* _Short problem_:
Look below. Copy each line that has "placeholder" in it.

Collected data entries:
++++++++++

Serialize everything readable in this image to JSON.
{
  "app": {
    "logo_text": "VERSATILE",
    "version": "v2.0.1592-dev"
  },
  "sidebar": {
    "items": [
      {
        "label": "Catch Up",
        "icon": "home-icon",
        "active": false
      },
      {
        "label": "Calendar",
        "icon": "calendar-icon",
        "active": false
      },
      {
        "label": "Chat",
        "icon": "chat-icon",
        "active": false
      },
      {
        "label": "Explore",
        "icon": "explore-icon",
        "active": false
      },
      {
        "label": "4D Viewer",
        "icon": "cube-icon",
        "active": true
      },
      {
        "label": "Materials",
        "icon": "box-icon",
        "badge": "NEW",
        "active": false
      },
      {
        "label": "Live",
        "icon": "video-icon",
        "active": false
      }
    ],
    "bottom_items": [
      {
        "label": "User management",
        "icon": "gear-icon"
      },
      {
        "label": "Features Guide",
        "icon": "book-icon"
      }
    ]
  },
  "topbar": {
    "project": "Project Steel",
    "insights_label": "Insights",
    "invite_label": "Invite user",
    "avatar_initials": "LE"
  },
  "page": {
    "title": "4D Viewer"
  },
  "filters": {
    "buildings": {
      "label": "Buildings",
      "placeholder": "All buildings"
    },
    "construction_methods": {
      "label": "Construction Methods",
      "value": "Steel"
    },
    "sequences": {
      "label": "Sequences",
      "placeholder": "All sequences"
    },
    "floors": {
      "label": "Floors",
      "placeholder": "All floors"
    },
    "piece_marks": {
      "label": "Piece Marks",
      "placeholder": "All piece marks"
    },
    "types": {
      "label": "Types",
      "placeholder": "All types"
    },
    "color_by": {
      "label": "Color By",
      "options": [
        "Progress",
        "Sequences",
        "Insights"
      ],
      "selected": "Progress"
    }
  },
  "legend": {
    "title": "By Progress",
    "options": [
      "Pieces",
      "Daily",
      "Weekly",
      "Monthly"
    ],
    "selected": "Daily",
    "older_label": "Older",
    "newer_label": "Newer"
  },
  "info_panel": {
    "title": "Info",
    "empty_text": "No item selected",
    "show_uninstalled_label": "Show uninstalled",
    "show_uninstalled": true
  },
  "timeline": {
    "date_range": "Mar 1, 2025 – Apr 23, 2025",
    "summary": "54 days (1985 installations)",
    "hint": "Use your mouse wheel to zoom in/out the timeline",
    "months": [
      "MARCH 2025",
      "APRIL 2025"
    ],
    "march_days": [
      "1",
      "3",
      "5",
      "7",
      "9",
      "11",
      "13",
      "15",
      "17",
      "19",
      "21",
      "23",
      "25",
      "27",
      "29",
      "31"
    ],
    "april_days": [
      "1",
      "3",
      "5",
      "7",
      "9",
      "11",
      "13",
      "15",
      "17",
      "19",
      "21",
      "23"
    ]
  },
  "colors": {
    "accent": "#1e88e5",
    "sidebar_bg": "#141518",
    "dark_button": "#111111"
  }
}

++++++++++

* _Correct result_:
      "placeholder": "All buildings"
      "placeholder": "All sequences"
      "placeholder": "All floors"
      "placeholder": "All piece marks"
      "placeholder": "All types"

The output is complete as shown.